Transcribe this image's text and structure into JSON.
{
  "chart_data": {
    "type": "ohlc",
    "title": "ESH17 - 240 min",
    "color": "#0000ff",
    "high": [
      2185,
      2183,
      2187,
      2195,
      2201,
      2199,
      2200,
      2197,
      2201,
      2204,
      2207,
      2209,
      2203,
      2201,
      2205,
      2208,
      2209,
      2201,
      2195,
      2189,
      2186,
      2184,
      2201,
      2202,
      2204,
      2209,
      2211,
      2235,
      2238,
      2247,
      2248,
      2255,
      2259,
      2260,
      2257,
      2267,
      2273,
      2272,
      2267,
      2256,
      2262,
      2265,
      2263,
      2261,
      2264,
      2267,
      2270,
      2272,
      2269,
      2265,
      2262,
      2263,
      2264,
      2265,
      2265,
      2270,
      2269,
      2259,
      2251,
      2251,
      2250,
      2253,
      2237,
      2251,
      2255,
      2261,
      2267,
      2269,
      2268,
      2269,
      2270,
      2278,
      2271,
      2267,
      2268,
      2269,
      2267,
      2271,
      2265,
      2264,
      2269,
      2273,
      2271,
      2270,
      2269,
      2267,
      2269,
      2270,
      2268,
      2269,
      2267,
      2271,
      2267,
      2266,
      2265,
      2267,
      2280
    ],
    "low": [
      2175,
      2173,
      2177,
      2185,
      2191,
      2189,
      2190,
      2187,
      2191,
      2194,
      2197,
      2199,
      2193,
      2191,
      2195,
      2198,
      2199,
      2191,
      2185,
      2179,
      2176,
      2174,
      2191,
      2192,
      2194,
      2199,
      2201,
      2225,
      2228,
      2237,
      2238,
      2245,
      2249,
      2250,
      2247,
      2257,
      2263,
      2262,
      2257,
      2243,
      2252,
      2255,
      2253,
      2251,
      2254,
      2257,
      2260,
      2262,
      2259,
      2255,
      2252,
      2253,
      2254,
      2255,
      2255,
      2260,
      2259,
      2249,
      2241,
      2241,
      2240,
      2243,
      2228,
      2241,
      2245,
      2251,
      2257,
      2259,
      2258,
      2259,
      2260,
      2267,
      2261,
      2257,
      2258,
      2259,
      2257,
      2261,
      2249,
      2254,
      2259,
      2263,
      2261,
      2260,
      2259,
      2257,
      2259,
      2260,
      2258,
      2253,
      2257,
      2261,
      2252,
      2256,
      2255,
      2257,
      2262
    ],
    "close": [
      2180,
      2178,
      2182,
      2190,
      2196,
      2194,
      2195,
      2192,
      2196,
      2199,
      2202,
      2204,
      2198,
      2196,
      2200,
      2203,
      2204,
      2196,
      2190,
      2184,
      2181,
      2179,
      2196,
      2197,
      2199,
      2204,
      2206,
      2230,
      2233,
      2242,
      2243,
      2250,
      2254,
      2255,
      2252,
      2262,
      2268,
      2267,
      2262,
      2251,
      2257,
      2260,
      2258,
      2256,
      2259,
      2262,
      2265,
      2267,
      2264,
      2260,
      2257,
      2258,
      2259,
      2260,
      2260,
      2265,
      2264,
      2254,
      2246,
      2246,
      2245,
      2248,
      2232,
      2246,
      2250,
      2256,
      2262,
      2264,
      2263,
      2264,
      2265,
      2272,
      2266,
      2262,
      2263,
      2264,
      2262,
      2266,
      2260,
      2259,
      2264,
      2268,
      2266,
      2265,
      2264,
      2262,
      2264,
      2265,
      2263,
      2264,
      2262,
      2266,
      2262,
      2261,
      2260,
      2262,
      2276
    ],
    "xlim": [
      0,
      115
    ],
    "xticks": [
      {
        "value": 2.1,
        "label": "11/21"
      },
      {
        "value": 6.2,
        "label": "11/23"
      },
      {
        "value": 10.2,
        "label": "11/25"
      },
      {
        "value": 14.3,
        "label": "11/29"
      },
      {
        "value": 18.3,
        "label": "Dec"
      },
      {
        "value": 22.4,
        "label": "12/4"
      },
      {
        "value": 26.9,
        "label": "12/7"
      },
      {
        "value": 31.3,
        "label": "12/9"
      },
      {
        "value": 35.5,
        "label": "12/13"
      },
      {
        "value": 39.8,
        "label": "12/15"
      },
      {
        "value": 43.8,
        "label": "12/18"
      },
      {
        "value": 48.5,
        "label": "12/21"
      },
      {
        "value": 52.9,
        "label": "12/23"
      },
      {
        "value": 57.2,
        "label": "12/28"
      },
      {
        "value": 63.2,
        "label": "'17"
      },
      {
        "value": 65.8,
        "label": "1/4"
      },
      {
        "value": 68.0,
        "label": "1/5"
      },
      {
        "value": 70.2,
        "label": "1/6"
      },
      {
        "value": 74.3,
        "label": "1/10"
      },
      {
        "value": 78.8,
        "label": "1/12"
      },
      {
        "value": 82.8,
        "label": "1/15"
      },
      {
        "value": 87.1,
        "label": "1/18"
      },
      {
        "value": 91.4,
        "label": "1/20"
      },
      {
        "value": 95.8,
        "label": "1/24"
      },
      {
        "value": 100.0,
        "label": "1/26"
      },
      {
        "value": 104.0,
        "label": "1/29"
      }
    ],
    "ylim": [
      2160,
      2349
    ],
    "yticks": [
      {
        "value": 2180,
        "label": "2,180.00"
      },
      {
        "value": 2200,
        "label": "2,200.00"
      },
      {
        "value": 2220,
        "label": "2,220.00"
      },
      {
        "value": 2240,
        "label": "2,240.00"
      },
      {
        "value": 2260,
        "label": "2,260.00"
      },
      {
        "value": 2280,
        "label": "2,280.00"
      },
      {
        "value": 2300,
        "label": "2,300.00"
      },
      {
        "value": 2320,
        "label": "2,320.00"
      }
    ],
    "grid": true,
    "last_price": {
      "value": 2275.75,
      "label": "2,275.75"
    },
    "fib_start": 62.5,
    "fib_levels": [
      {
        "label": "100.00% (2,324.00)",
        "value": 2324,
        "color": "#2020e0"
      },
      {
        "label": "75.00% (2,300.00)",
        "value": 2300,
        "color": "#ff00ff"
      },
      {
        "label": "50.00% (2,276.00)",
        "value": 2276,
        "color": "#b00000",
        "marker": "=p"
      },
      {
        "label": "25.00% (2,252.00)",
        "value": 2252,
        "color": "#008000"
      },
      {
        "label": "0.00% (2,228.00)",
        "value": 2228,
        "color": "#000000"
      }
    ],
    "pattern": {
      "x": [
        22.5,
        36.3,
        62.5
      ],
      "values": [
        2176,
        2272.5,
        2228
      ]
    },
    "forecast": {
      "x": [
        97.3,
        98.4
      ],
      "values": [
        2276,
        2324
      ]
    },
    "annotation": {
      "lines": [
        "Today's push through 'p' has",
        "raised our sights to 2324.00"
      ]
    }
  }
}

- - - -

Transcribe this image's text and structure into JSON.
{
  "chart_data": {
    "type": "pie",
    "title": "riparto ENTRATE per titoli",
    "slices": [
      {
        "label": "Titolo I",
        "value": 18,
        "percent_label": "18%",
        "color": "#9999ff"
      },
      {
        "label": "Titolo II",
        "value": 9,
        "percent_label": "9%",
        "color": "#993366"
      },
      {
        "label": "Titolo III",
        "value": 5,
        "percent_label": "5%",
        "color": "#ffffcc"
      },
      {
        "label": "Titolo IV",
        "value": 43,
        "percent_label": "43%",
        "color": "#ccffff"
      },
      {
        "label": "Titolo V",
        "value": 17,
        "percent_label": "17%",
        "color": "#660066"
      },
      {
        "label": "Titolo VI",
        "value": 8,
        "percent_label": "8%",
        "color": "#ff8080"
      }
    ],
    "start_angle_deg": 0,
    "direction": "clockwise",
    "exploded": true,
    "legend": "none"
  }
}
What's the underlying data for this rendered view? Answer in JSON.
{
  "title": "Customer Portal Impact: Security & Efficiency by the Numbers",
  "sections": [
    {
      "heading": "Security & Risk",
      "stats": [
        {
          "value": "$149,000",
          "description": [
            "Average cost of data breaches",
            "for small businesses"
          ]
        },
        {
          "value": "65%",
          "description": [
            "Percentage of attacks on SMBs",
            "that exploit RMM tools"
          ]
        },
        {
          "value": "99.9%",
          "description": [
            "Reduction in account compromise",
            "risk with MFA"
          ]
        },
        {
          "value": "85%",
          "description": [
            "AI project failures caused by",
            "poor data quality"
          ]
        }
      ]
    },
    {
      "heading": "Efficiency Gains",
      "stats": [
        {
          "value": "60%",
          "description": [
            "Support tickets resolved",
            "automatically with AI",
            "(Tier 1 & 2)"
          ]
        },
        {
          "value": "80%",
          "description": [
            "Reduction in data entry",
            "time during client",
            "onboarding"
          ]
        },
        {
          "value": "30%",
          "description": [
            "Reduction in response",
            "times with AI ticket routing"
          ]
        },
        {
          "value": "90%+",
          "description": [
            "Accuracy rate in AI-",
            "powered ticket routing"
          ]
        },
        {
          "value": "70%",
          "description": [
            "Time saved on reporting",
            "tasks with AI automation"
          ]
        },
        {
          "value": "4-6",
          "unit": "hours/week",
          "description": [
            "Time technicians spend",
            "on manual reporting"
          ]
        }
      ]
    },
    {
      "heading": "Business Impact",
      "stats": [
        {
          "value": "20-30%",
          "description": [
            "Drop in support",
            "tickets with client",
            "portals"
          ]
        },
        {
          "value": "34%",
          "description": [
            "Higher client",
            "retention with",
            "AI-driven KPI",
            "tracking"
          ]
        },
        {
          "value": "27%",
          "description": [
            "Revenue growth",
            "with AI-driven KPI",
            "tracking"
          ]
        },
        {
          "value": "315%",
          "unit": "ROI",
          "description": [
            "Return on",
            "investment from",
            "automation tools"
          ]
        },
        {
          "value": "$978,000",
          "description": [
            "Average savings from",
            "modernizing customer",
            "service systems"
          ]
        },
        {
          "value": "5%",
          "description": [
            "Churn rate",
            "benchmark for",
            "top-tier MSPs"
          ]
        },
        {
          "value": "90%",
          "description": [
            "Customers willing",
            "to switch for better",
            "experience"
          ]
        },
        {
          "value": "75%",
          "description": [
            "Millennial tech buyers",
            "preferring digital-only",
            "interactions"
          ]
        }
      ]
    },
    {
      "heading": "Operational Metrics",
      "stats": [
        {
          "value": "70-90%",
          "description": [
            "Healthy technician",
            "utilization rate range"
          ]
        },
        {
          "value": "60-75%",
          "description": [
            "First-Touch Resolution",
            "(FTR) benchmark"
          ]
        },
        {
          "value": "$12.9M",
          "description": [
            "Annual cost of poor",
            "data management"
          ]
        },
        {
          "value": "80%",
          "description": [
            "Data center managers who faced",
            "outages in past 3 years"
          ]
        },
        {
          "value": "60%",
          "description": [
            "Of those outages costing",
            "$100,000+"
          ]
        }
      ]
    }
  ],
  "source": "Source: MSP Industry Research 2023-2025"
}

- - - -

Aim of the exercise
Copy out each line of the data where the string "automation" appears.

Answer to this task
            "tasks with AI automation"
            "automation tools"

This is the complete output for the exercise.